Work to do =
Scan the entries below and report only how many lines contain "title".

Source data =
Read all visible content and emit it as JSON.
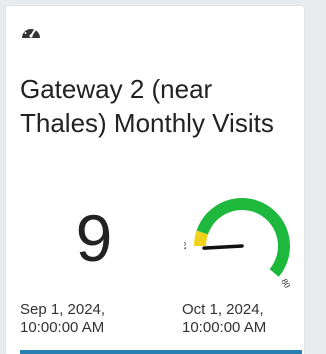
{
  "card": {
    "icon": "gauge-icon",
    "title": "Gateway 2 (near Thales) Monthly Visits",
    "value": "9",
    "start_date": "Sep 1, 2024, 10:00:00 AM",
    "end_date": "Oct 1, 2024, 10:00:00 AM"
  },
  "gauge": {
    "min_label": "10",
    "max_label": "80",
    "min": 10,
    "max": 80,
    "value": 9,
    "bands": [
      {
        "from": 10,
        "to": 16,
        "color": "#f1d21a"
      },
      {
        "from": 16,
        "to": 80,
        "color": "#1eb83c"
      }
    ],
    "needle_color": "#111111"
  }
}
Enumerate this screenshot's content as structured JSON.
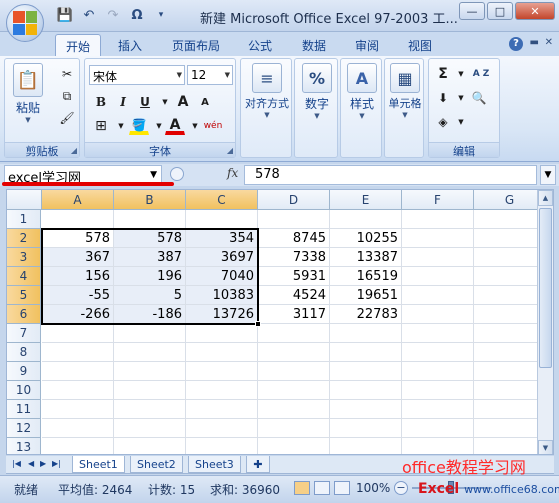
{
  "window": {
    "title": "新建 Microsoft Office Excel 97-2003 工...",
    "minimize": "—",
    "maximize": "□",
    "close": "✕"
  },
  "qat": [
    "💾",
    "↶",
    "↷",
    "Ω",
    "▾"
  ],
  "tabs": [
    "开始",
    "插入",
    "页面布局",
    "公式",
    "数据",
    "审阅",
    "视图"
  ],
  "ribbon": {
    "clipboard": {
      "label": "剪贴板",
      "paste": "粘贴"
    },
    "font": {
      "label": "字体",
      "name": "宋体",
      "size": "12",
      "bold": "B",
      "italic": "I",
      "underline": "U",
      "grow": "A",
      "shrink": "A",
      "font_color": "A",
      "phonetic": "wén"
    },
    "align": {
      "label": "对齐方式"
    },
    "number": {
      "label": "数字",
      "symbol": "%"
    },
    "style": {
      "label": "样式"
    },
    "cells": {
      "label": "单元格"
    },
    "edit": {
      "label": "编辑",
      "sum": "Σ",
      "sort": "A Z"
    }
  },
  "formula_bar": {
    "name_box": "excel学习网",
    "fx": "fx",
    "value": "578"
  },
  "columns": [
    "A",
    "B",
    "C",
    "D",
    "E",
    "F",
    "G"
  ],
  "rows": [
    "1",
    "2",
    "3",
    "4",
    "5",
    "6",
    "7",
    "8",
    "9",
    "10",
    "11",
    "12",
    "13"
  ],
  "cells": [
    [
      "",
      "",
      "",
      "",
      "",
      "",
      ""
    ],
    [
      "578",
      "578",
      "354",
      "8745",
      "10255",
      "",
      ""
    ],
    [
      "367",
      "387",
      "3697",
      "7338",
      "13387",
      "",
      ""
    ],
    [
      "156",
      "196",
      "7040",
      "5931",
      "16519",
      "",
      ""
    ],
    [
      "-55",
      "5",
      "10383",
      "4524",
      "19651",
      "",
      ""
    ],
    [
      "-266",
      "-186",
      "13726",
      "3117",
      "22783",
      "",
      ""
    ]
  ],
  "sheets": [
    "Sheet1",
    "Sheet2",
    "Sheet3"
  ],
  "watermark": "office教程学习网",
  "status": {
    "ready": "就绪",
    "average": "平均值: 2464",
    "count": "计数: 15",
    "sum": "求和: 36960",
    "zoom": "100%"
  },
  "watermark2": {
    "main": "Excel",
    "domain": "www.office68.com"
  }
}
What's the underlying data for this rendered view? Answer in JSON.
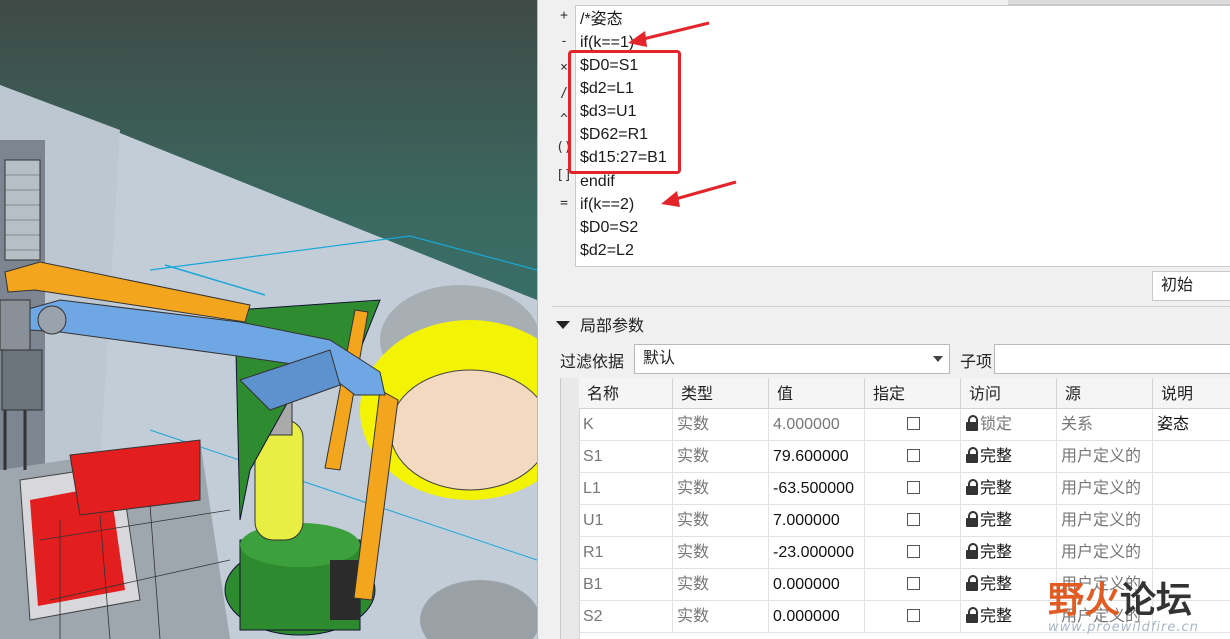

Written response =
2